# [WHAT YOU ARE ASKED TO DO]
Transcribe every record that appears below, exactly and in full.

--- Start of DATA FOR THIS EXERCISE ---

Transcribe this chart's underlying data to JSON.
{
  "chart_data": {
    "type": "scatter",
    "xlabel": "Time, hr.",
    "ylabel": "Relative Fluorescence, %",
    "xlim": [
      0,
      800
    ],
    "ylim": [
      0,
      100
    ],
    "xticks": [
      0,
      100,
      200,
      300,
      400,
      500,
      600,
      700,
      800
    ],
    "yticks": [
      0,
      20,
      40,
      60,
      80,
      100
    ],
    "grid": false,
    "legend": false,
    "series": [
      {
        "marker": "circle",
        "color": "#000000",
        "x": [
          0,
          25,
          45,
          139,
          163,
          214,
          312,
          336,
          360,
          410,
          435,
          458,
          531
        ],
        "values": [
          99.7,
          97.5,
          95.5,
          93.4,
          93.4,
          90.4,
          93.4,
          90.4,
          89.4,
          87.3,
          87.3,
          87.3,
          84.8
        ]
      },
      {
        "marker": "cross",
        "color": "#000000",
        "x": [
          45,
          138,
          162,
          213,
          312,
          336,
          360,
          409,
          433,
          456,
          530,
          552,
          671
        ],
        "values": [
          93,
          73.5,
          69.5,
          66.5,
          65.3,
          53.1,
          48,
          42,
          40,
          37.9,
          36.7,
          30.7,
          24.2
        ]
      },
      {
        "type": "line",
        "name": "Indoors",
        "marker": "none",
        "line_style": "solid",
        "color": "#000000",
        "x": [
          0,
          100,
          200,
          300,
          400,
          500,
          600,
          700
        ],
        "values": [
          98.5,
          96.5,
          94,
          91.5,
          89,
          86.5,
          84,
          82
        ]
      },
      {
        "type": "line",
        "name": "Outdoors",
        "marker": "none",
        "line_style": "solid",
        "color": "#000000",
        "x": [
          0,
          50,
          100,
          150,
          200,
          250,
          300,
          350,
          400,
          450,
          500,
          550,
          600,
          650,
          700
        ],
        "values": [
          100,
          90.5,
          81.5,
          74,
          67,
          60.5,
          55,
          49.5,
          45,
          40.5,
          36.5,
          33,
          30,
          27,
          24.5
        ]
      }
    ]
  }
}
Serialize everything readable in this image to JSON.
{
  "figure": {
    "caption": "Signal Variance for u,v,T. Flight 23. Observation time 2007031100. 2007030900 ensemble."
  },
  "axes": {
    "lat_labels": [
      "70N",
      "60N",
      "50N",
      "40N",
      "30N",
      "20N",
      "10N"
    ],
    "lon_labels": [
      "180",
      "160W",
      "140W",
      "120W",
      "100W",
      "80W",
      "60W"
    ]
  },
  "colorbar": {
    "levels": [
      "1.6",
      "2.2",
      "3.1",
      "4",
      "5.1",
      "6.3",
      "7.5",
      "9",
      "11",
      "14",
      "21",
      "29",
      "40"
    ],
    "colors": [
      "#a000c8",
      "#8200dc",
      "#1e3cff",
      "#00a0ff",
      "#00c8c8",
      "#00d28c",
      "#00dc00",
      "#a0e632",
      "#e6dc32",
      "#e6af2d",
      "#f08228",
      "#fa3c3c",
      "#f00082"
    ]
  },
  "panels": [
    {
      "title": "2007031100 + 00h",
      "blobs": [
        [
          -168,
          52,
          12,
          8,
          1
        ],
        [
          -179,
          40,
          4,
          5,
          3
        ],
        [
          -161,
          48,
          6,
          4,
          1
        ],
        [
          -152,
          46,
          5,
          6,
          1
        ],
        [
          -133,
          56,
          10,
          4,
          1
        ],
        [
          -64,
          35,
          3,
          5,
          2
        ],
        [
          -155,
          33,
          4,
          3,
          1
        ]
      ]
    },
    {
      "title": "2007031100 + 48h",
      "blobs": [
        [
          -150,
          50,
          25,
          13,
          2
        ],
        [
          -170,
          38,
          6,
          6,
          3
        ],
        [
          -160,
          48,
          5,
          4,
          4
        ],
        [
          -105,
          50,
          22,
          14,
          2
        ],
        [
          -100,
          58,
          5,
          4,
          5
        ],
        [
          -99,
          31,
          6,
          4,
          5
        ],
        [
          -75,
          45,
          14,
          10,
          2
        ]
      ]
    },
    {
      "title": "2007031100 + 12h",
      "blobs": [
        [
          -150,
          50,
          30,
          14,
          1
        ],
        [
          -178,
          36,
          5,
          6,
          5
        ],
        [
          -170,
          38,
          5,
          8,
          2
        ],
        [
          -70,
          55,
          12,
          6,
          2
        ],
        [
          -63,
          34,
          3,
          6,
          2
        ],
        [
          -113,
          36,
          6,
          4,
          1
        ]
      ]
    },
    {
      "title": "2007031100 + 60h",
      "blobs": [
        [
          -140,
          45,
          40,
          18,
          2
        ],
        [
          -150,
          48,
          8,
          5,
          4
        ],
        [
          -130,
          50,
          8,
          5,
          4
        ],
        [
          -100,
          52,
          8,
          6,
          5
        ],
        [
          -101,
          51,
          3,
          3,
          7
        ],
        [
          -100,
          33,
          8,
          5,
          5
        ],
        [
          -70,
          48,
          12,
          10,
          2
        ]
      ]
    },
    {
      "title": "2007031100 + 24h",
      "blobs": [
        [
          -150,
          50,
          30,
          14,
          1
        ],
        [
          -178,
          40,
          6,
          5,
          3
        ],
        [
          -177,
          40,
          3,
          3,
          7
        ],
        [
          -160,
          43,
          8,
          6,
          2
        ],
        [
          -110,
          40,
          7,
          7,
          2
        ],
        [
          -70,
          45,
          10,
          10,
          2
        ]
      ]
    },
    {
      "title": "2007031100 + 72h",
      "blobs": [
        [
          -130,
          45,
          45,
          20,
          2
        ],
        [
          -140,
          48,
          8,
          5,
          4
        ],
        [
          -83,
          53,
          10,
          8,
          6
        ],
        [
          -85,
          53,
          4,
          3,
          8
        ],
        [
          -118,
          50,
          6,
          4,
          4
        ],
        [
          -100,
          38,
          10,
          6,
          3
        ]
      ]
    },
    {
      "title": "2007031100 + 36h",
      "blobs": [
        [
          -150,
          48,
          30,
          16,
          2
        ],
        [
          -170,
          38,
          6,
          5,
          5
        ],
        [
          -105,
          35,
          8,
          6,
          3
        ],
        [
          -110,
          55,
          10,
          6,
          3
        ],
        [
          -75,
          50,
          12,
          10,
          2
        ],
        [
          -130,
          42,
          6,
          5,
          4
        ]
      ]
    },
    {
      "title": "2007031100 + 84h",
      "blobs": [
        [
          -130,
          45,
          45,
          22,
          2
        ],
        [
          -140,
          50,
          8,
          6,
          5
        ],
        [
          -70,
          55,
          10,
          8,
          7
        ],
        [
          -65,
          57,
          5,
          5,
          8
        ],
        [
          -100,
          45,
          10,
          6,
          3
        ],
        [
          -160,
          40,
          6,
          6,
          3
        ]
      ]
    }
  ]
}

--- End of DATA FOR THIS EXERCISE ---

# [PROBLEM SOLUTION]
Transcribe this chart's underlying data to JSON.
{
  "chart_data": {
    "type": "scatter",
    "xlabel": "Time, hr.",
    "ylabel": "Relative Fluorescence, %",
    "xlim": [
      0,
      800
    ],
    "ylim": [
      0,
      100
    ],
    "xticks": [
      0,
      100,
      200,
      300,
      400,
      500,
      600,
      700,
      800
    ],
    "yticks": [
      0,
      20,
      40,
      60,
      80,
      100
    ],
    "grid": false,
    "legend": false,
    "series": [
      {
        "marker": "circle",
        "color": "#000000",
        "x": [
          0,
          25,
          45,
          139,
          163,
          214,
          312,
          336,
          360,
          410,
          435,
          458,
          531
        ],
        "values": [
          99.7,
          97.5,
          95.5,
          93.4,
          93.4,
          90.4,
          93.4,
          90.4,
          89.4,
          87.3,
          87.3,
          87.3,
          84.8
        ]
      },
      {
        "marker": "cross",
        "color": "#000000",
        "x": [
          45,
          138,
          162,
          213,
          312,
          336,
          360,
          409,
          433,
          456,
          530,
          552,
          671
        ],
        "values": [
          93,
          73.5,
          69.5,
          66.5,
          65.3,
          53.1,
          48,
          42,
          40,
          37.9,
          36.7,
          30.7,
          24.2
        ]
      },
      {
        "type": "line",
        "name": "Indoors",
        "marker": "none",
        "line_style": "solid",
        "color": "#000000",
        "x": [
          0,
          100,
          200,
          300,
          400,
          500,
          600,
          700
        ],
        "values": [
          98.5,
          96.5,
          94,
          91.5,
          89,
          86.5,
          84,
          82
        ]
      },
      {
        "type": "line",
        "name": "Outdoors",
        "marker": "none",
        "line_style": "solid",
        "color": "#000000",
        "x": [
          0,
          50,
          100,
          150,
          200,
          250,
          300,
          350,
          400,
          450,
          500,
          550,
          600,
          650,
          700
        ],
        "values": [
          100,
          90.5,
          81.5,
          74,
          67,
          60.5,
          55,
          49.5,
          45,
          40.5,
          36.5,
          33,
          30,
          27,
          24.5
        ]
      }
    ]
  }
}
Serialize everything readable in this image to JSON.
{
  "figure": {
    "caption": "Signal Variance for u,v,T. Flight 23. Observation time 2007031100. 2007030900 ensemble."
  },
  "axes": {
    "lat_labels": [
      "70N",
      "60N",
      "50N",
      "40N",
      "30N",
      "20N",
      "10N"
    ],
    "lon_labels": [
      "180",
      "160W",
      "140W",
      "120W",
      "100W",
      "80W",
      "60W"
    ]
  },
  "colorbar": {
    "levels": [
      "1.6",
      "2.2",
      "3.1",
      "4",
      "5.1",
      "6.3",
      "7.5",
      "9",
      "11",
      "14",
      "21",
      "29",
      "40"
    ],
    "colors": [
      "#a000c8",
      "#8200dc",
      "#1e3cff",
      "#00a0ff",
      "#00c8c8",
      "#00d28c",
      "#00dc00",
      "#a0e632",
      "#e6dc32",
      "#e6af2d",
      "#f08228",
      "#fa3c3c",
      "#f00082"
    ]
  },
  "panels": [
    {
      "title": "2007031100 + 00h",
      "blobs": [
        [
          -168,
          52,
          12,
          8,
          1
        ],
        [
          -179,
          40,
          4,
          5,
          3
        ],
        [
          -161,
          48,
          6,
          4,
          1
        ],
        [
          -152,
          46,
          5,
          6,
          1
        ],
        [
          -133,
          56,
          10,
          4,
          1
        ],
        [
          -64,
          35,
          3,
          5,
          2
        ],
        [
          -155,
          33,
          4,
          3,
          1
        ]
      ]
    },
    {
      "title": "2007031100 + 48h",
      "blobs": [
        [
          -150,
          50,
          25,
          13,
          2
        ],
        [
          -170,
          38,
          6,
          6,
          3
        ],
        [
          -160,
          48,
          5,
          4,
          4
        ],
        [
          -105,
          50,
          22,
          14,
          2
        ],
        [
          -100,
          58,
          5,
          4,
          5
        ],
        [
          -99,
          31,
          6,
          4,
          5
        ],
        [
          -75,
          45,
          14,
          10,
          2
        ]
      ]
    },
    {
      "title": "2007031100 + 12h",
      "blobs": [
        [
          -150,
          50,
          30,
          14,
          1
        ],
        [
          -178,
          36,
          5,
          6,
          5
        ],
        [
          -170,
          38,
          5,
          8,
          2
        ],
        [
          -70,
          55,
          12,
          6,
          2
        ],
        [
          -63,
          34,
          3,
          6,
          2
        ],
        [
          -113,
          36,
          6,
          4,
          1
        ]
      ]
    },
    {
      "title": "2007031100 + 60h",
      "blobs": [
        [
          -140,
          45,
          40,
          18,
          2
        ],
        [
          -150,
          48,
          8,
          5,
          4
        ],
        [
          -130,
          50,
          8,
          5,
          4
        ],
        [
          -100,
          52,
          8,
          6,
          5
        ],
        [
          -101,
          51,
          3,
          3,
          7
        ],
        [
          -100,
          33,
          8,
          5,
          5
        ],
        [
          -70,
          48,
          12,
          10,
          2
        ]
      ]
    },
    {
      "title": "2007031100 + 24h",
      "blobs": [
        [
          -150,
          50,
          30,
          14,
          1
        ],
        [
          -178,
          40,
          6,
          5,
          3
        ],
        [
          -177,
          40,
          3,
          3,
          7
        ],
        [
          -160,
          43,
          8,
          6,
          2
        ],
        [
          -110,
          40,
          7,
          7,
          2
        ],
        [
          -70,
          45,
          10,
          10,
          2
        ]
      ]
    },
    {
      "title": "2007031100 + 72h",
      "blobs": [
        [
          -130,
          45,
          45,
          20,
          2
        ],
        [
          -140,
          48,
          8,
          5,
          4
        ],
        [
          -83,
          53,
          10,
          8,
          6
        ],
        [
          -85,
          53,
          4,
          3,
          8
        ],
        [
          -118,
          50,
          6,
          4,
          4
        ],
        [
          -100,
          38,
          10,
          6,
          3
        ]
      ]
    },
    {
      "title": "2007031100 + 36h",
      "blobs": [
        [
          -150,
          48,
          30,
          16,
          2
        ],
        [
          -170,
          38,
          6,
          5,
          5
        ],
        [
          -105,
          35,
          8,
          6,
          3
        ],
        [
          -110,
          55,
          10,
          6,
          3
        ],
        [
          -75,
          50,
          12,
          10,
          2
        ],
        [
          -130,
          42,
          6,
          5,
          4
        ]
      ]
    },
    {
      "title": "2007031100 + 84h",
      "blobs": [
        [
          -130,
          45,
          45,
          22,
          2
        ],
        [
          -140,
          50,
          8,
          6,
          5
        ],
        [
          -70,
          55,
          10,
          8,
          7
        ],
        [
          -65,
          57,
          5,
          5,
          8
        ],
        [
          -100,
          45,
          10,
          6,
          3
        ],
        [
          -160,
          40,
          6,
          6,
          3
        ]
      ]
    }
  ]
}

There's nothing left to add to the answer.